**The input**.

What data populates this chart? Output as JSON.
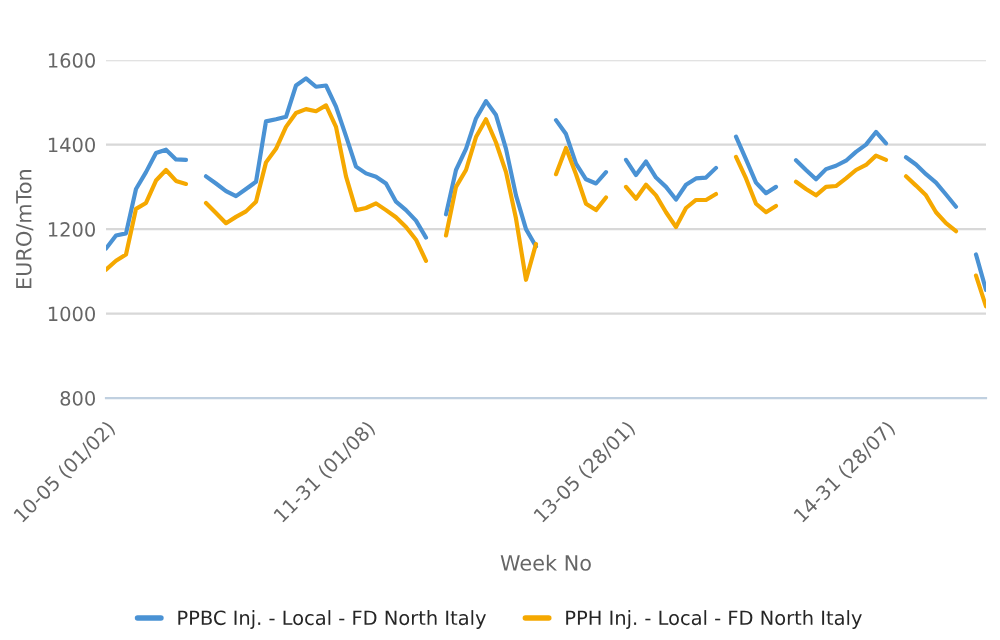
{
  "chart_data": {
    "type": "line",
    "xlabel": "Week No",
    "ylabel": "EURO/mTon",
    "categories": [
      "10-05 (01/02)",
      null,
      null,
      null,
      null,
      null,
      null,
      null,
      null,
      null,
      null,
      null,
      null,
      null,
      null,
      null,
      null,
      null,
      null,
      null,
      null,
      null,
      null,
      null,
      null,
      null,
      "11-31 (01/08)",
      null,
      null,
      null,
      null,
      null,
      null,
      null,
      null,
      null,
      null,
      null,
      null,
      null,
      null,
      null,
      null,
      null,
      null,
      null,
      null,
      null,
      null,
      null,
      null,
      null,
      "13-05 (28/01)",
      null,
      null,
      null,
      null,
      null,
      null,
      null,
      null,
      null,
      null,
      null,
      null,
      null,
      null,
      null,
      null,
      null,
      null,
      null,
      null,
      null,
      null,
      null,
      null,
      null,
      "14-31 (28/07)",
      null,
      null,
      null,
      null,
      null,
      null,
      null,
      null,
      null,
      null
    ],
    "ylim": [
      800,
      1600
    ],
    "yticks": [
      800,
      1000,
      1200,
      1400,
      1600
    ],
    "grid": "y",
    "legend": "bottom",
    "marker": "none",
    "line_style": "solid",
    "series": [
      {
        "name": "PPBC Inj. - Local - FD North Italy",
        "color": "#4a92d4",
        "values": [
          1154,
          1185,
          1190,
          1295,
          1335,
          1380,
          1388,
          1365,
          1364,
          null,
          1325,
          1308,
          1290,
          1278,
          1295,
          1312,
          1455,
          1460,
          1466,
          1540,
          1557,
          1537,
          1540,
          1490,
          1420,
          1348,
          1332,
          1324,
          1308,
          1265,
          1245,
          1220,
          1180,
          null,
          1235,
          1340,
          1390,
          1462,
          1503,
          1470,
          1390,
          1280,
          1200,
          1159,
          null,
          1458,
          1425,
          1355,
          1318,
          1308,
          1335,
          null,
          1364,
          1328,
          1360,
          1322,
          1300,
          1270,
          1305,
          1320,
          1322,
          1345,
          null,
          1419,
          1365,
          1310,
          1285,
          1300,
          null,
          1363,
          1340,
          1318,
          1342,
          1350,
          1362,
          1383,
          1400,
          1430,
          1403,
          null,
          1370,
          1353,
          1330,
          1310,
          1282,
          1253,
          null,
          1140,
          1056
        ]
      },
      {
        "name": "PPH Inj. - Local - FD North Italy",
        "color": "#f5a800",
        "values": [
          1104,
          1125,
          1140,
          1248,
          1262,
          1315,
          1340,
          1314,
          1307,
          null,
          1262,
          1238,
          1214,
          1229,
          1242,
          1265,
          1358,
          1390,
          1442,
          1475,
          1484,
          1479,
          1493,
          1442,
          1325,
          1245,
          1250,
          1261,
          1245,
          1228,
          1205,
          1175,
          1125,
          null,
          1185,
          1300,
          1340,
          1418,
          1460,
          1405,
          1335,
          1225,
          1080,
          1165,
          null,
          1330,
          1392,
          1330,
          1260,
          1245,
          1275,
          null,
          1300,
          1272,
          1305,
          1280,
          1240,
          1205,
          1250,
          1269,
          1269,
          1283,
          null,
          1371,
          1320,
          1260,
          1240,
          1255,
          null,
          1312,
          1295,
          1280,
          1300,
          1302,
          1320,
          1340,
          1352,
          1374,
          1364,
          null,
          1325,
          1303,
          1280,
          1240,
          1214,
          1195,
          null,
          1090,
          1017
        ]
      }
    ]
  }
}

**Problem details**.
Transcribe the records above exactly, omitting every picture they contain.

**The answer**.
What data populates this chart? Output as JSON.
{
  "chart_data": {
    "type": "line",
    "xlabel": "Week No",
    "ylabel": "EURO/mTon",
    "categories": [
      "10-05 (01/02)",
      null,
      null,
      null,
      null,
      null,
      null,
      null,
      null,
      null,
      null,
      null,
      null,
      null,
      null,
      null,
      null,
      null,
      null,
      null,
      null,
      null,
      null,
      null,
      null,
      null,
      "11-31 (01/08)",
      null,
      null,
      null,
      null,
      null,
      null,
      null,
      null,
      null,
      null,
      null,
      null,
      null,
      null,
      null,
      null,
      null,
      null,
      null,
      null,
      null,
      null,
      null,
      null,
      null,
      "13-05 (28/01)",
      null,
      null,
      null,
      null,
      null,
      null,
      null,
      null,
      null,
      null,
      null,
      null,
      null,
      null,
      null,
      null,
      null,
      null,
      null,
      null,
      null,
      null,
      null,
      null,
      null,
      "14-31 (28/07)",
      null,
      null,
      null,
      null,
      null,
      null,
      null,
      null,
      null,
      null
    ],
    "ylim": [
      800,
      1600
    ],
    "yticks": [
      800,
      1000,
      1200,
      1400,
      1600
    ],
    "grid": "y",
    "legend": "bottom",
    "marker": "none",
    "line_style": "solid",
    "series": [
      {
        "name": "PPBC Inj. - Local - FD North Italy",
        "color": "#4a92d4",
        "values": [
          1154,
          1185,
          1190,
          1295,
          1335,
          1380,
          1388,
          1365,
          1364,
          null,
          1325,
          1308,
          1290,
          1278,
          1295,
          1312,
          1455,
          1460,
          1466,
          1540,
          1557,
          1537,
          1540,
          1490,
          1420,
          1348,
          1332,
          1324,
          1308,
          1265,
          1245,
          1220,
          1180,
          null,
          1235,
          1340,
          1390,
          1462,
          1503,
          1470,
          1390,
          1280,
          1200,
          1159,
          null,
          1458,
          1425,
          1355,
          1318,
          1308,
          1335,
          null,
          1364,
          1328,
          1360,
          1322,
          1300,
          1270,
          1305,
          1320,
          1322,
          1345,
          null,
          1419,
          1365,
          1310,
          1285,
          1300,
          null,
          1363,
          1340,
          1318,
          1342,
          1350,
          1362,
          1383,
          1400,
          1430,
          1403,
          null,
          1370,
          1353,
          1330,
          1310,
          1282,
          1253,
          null,
          1140,
          1056
        ]
      },
      {
        "name": "PPH Inj. - Local - FD North Italy",
        "color": "#f5a800",
        "values": [
          1104,
          1125,
          1140,
          1248,
          1262,
          1315,
          1340,
          1314,
          1307,
          null,
          1262,
          1238,
          1214,
          1229,
          1242,
          1265,
          1358,
          1390,
          1442,
          1475,
          1484,
          1479,
          1493,
          1442,
          1325,
          1245,
          1250,
          1261,
          1245,
          1228,
          1205,
          1175,
          1125,
          null,
          1185,
          1300,
          1340,
          1418,
          1460,
          1405,
          1335,
          1225,
          1080,
          1165,
          null,
          1330,
          1392,
          1330,
          1260,
          1245,
          1275,
          null,
          1300,
          1272,
          1305,
          1280,
          1240,
          1205,
          1250,
          1269,
          1269,
          1283,
          null,
          1371,
          1320,
          1260,
          1240,
          1255,
          null,
          1312,
          1295,
          1280,
          1300,
          1302,
          1320,
          1340,
          1352,
          1374,
          1364,
          null,
          1325,
          1303,
          1280,
          1240,
          1214,
          1195,
          null,
          1090,
          1017
        ]
      }
    ]
  }
}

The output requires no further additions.